**** DATA FOR THIS TASK ****
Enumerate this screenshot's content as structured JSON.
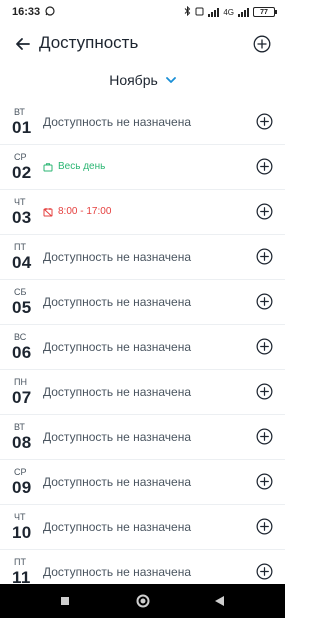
{
  "status_bar": {
    "time": "16:33",
    "battery": "77",
    "network_label": "4G"
  },
  "header": {
    "title": "Доступность"
  },
  "month": {
    "label": "Ноябрь"
  },
  "colors": {
    "accent": "#1a8fd6",
    "green": "#2bb673",
    "red": "#e5403f",
    "text": "#1d2530"
  },
  "days": [
    {
      "dow": "ВТ",
      "num": "01",
      "type": "none",
      "text": "Доступность не назначена"
    },
    {
      "dow": "СР",
      "num": "02",
      "type": "allday",
      "text": "Весь день"
    },
    {
      "dow": "ЧТ",
      "num": "03",
      "type": "time",
      "text": "8:00 - 17:00"
    },
    {
      "dow": "ПТ",
      "num": "04",
      "type": "none",
      "text": "Доступность не назначена"
    },
    {
      "dow": "СБ",
      "num": "05",
      "type": "none",
      "text": "Доступность не назначена"
    },
    {
      "dow": "ВС",
      "num": "06",
      "type": "none",
      "text": "Доступность не назначена"
    },
    {
      "dow": "ПН",
      "num": "07",
      "type": "none",
      "text": "Доступность не назначена"
    },
    {
      "dow": "ВТ",
      "num": "08",
      "type": "none",
      "text": "Доступность не назначена"
    },
    {
      "dow": "СР",
      "num": "09",
      "type": "none",
      "text": "Доступность не назначена"
    },
    {
      "dow": "ЧТ",
      "num": "10",
      "type": "none",
      "text": "Доступность не назначена"
    },
    {
      "dow": "ПТ",
      "num": "11",
      "type": "none",
      "text": "Доступность не назначена"
    }
  ]
}
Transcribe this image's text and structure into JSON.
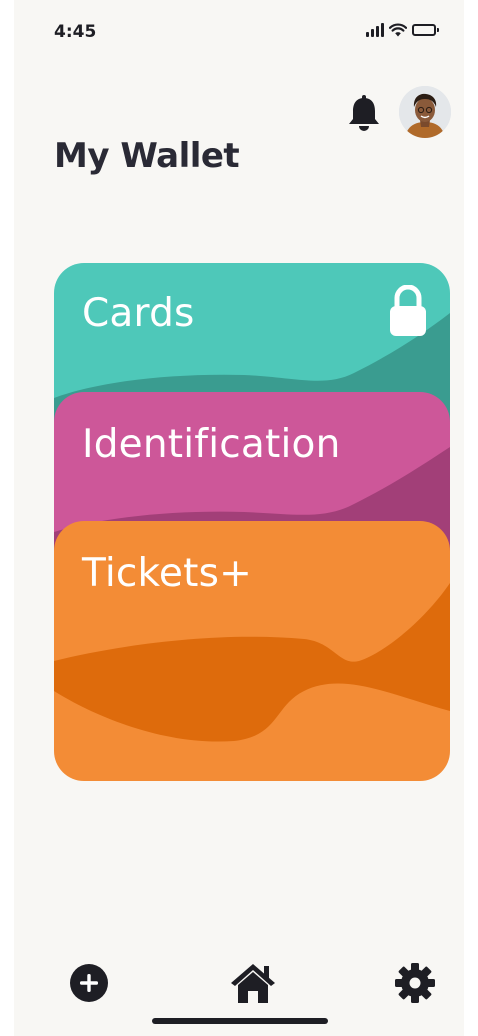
{
  "status_bar": {
    "time": "4:45",
    "icons": [
      "cellular-signal-icon",
      "wifi-icon",
      "battery-icon"
    ]
  },
  "header": {
    "title": "My Wallet",
    "notification_icon": "bell-icon",
    "avatar": "user-avatar"
  },
  "cards": [
    {
      "label": "Cards",
      "color": "#4ec8b9",
      "wave_color": "#3a9c90",
      "icon": "lock-icon"
    },
    {
      "label": "Identification",
      "color": "#cd5799",
      "wave_color": "#a23f78"
    },
    {
      "label": "Tickets+",
      "color": "#f38c36",
      "wave_color": "#de6b0c"
    }
  ],
  "bottom_nav": {
    "items": [
      {
        "name": "add",
        "icon": "plus-circle-icon"
      },
      {
        "name": "home",
        "icon": "home-icon"
      },
      {
        "name": "settings",
        "icon": "gear-icon"
      }
    ]
  },
  "colors": {
    "background": "#f8f7f4",
    "text": "#2a2a35",
    "icon": "#1e1e24"
  }
}
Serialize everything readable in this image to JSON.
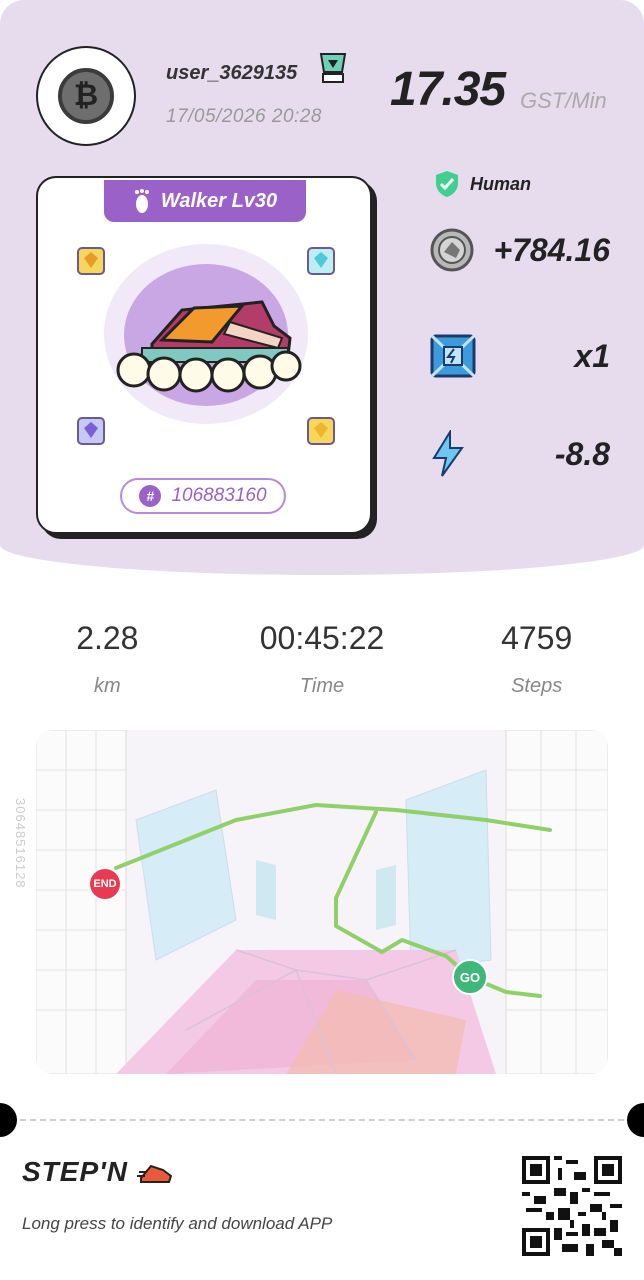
{
  "header": {
    "username": "user_3629135",
    "datetime": "17/05/2026 20:28",
    "rate_value": "17.35",
    "rate_unit": "GST/Min"
  },
  "sneaker": {
    "level_label": "Walker Lv30",
    "id": "106883160",
    "accent_color": "#9a61c9"
  },
  "side_stats": {
    "human_label": "Human",
    "earned": "+784.16",
    "multiplier": "x1",
    "energy": "-8.8"
  },
  "run": {
    "distance_value": "2.28",
    "distance_label": "km",
    "time_value": "00:45:22",
    "time_label": "Time",
    "steps_value": "4759",
    "steps_label": "Steps"
  },
  "map": {
    "end_label": "END",
    "go_label": "GO",
    "side_code": "30648516128",
    "route_color": "#8fd068"
  },
  "footer": {
    "brand": "STEP'N",
    "hint": "Long press to identify and download APP"
  }
}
****
JOB -
Using the records above, copy exactly and only the lines from the line with "Transcribe this image's" through the end, both included; leave every picture out.

WRITTEN SOLUTION -
Transcribe this image's text and structure into JSON.
{
  "status_bar": {
    "time": "4:45",
    "icons": [
      "cellular-signal-icon",
      "wifi-icon",
      "battery-icon"
    ]
  },
  "header": {
    "title": "My Wallet",
    "notification_icon": "bell-icon",
    "avatar": "user-avatar"
  },
  "cards": [
    {
      "label": "Cards",
      "color": "#4ec8b9",
      "wave_color": "#3a9c90",
      "icon": "lock-icon"
    },
    {
      "label": "Identification",
      "color": "#cd5799",
      "wave_color": "#a23f78"
    },
    {
      "label": "Tickets+",
      "color": "#f38c36",
      "wave_color": "#de6b0c"
    }
  ],
  "bottom_nav": {
    "items": [
      {
        "name": "add",
        "icon": "plus-circle-icon"
      },
      {
        "name": "home",
        "icon": "home-icon"
      },
      {
        "name": "settings",
        "icon": "gear-icon"
      }
    ]
  },
  "colors": {
    "background": "#f8f7f4",
    "text": "#2a2a35",
    "icon": "#1e1e24"
  }
}
Serialize everything readable in this image to JSON.
{
  "header": {
    "username": "user_3629135",
    "datetime": "17/05/2026 20:28",
    "rate_value": "17.35",
    "rate_unit": "GST/Min"
  },
  "sneaker": {
    "level_label": "Walker Lv30",
    "id": "106883160",
    "accent_color": "#9a61c9"
  },
  "side_stats": {
    "human_label": "Human",
    "earned": "+784.16",
    "multiplier": "x1",
    "energy": "-8.8"
  },
  "run": {
    "distance_value": "2.28",
    "distance_label": "km",
    "time_value": "00:45:22",
    "time_label": "Time",
    "steps_value": "4759",
    "steps_label": "Steps"
  },
  "map": {
    "end_label": "END",
    "go_label": "GO",
    "side_code": "30648516128",
    "route_color": "#8fd068"
  },
  "footer": {
    "brand": "STEP'N",
    "hint": "Long press to identify and download APP"
  }
}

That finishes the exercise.